%%

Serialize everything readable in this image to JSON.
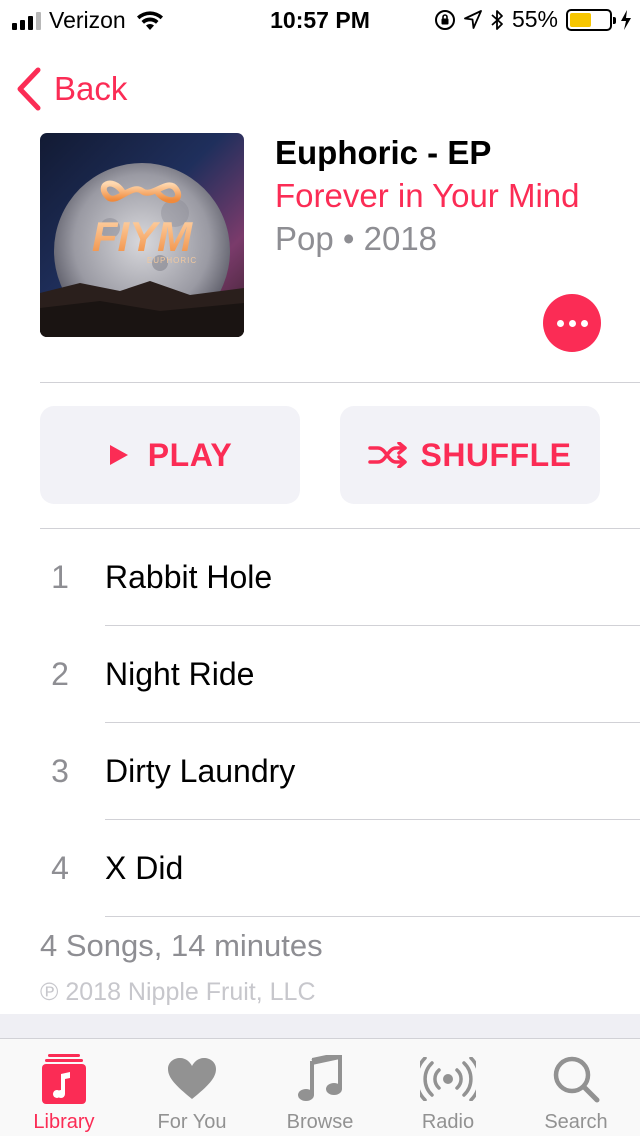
{
  "status_bar": {
    "carrier": "Verizon",
    "time": "10:57 PM",
    "battery_percent": "55%",
    "battery_level": 0.55,
    "battery_color": "#f7c600"
  },
  "nav": {
    "back_label": "Back"
  },
  "album": {
    "title": "Euphoric - EP",
    "artist": "Forever in Your Mind",
    "meta": "Pop • 2018",
    "artwork_logo": "FIYM",
    "artwork_sublabel": "EUPHORIC"
  },
  "actions": {
    "play_label": "PLAY",
    "shuffle_label": "SHUFFLE"
  },
  "tracks": [
    {
      "number": "1",
      "title": "Rabbit Hole"
    },
    {
      "number": "2",
      "title": "Night Ride"
    },
    {
      "number": "3",
      "title": "Dirty Laundry"
    },
    {
      "number": "4",
      "title": "X Did"
    }
  ],
  "footer": {
    "summary": "4 Songs, 14 minutes",
    "copyright": "℗ 2018 Nipple Fruit, LLC"
  },
  "tab_bar": {
    "tabs": [
      {
        "label": "Library",
        "icon": "library-icon",
        "active": true
      },
      {
        "label": "For You",
        "icon": "heart-icon",
        "active": false
      },
      {
        "label": "Browse",
        "icon": "music-note-icon",
        "active": false
      },
      {
        "label": "Radio",
        "icon": "radio-icon",
        "active": false
      },
      {
        "label": "Search",
        "icon": "search-icon",
        "active": false
      }
    ]
  },
  "colors": {
    "accent": "#fb2c55",
    "secondary_text": "#8e8e93",
    "inactive_tab": "#929292"
  }
}
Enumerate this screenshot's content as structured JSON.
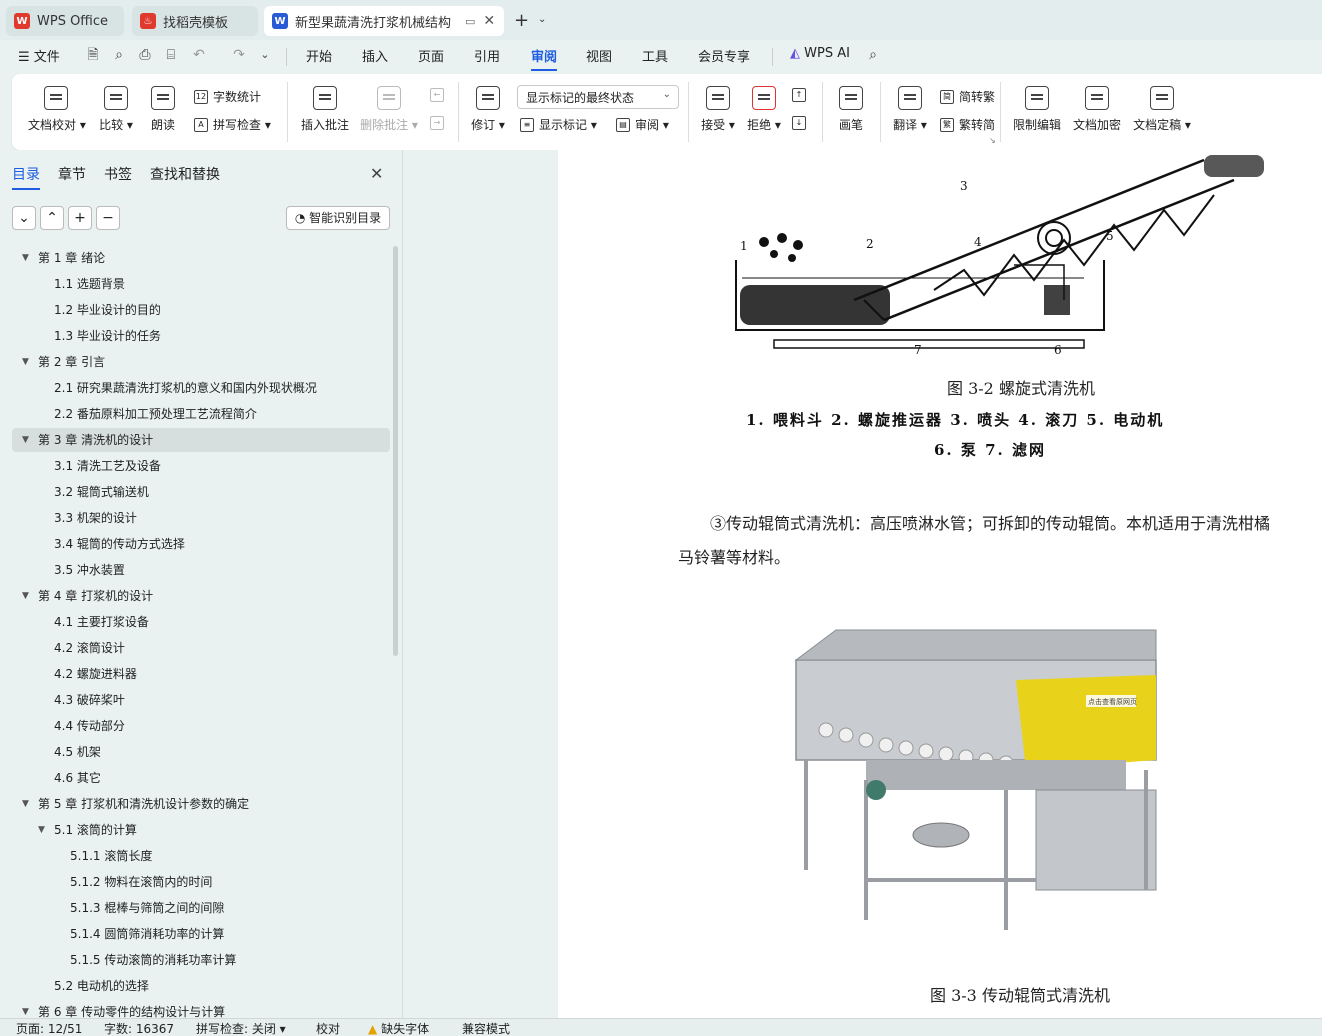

%%

Written problem:
Omit every picture while copying the listing above exactly.

Exercise response:
Serialize everything readable in this image to JSON.
{
  "status_bar": {
    "carrier": "Verizon",
    "time": "10:57 PM",
    "battery_percent": "55%",
    "battery_level": 0.55,
    "battery_color": "#f7c600"
  },
  "nav": {
    "back_label": "Back"
  },
  "album": {
    "title": "Euphoric - EP",
    "artist": "Forever in Your Mind",
    "meta": "Pop • 2018",
    "artwork_logo": "FIYM",
    "artwork_sublabel": "EUPHORIC"
  },
  "actions": {
    "play_label": "PLAY",
    "shuffle_label": "SHUFFLE"
  },
  "tracks": [
    {
      "number": "1",
      "title": "Rabbit Hole"
    },
    {
      "number": "2",
      "title": "Night Ride"
    },
    {
      "number": "3",
      "title": "Dirty Laundry"
    },
    {
      "number": "4",
      "title": "X Did"
    }
  ],
  "footer": {
    "summary": "4 Songs, 14 minutes",
    "copyright": "℗ 2018 Nipple Fruit, LLC"
  },
  "tab_bar": {
    "tabs": [
      {
        "label": "Library",
        "icon": "library-icon",
        "active": true
      },
      {
        "label": "For You",
        "icon": "heart-icon",
        "active": false
      },
      {
        "label": "Browse",
        "icon": "music-note-icon",
        "active": false
      },
      {
        "label": "Radio",
        "icon": "radio-icon",
        "active": false
      },
      {
        "label": "Search",
        "icon": "search-icon",
        "active": false
      }
    ]
  },
  "colors": {
    "accent": "#fb2c55",
    "secondary_text": "#8e8e93",
    "inactive_tab": "#929292"
  }
}
Enumerate this screenshot's content as structured JSON.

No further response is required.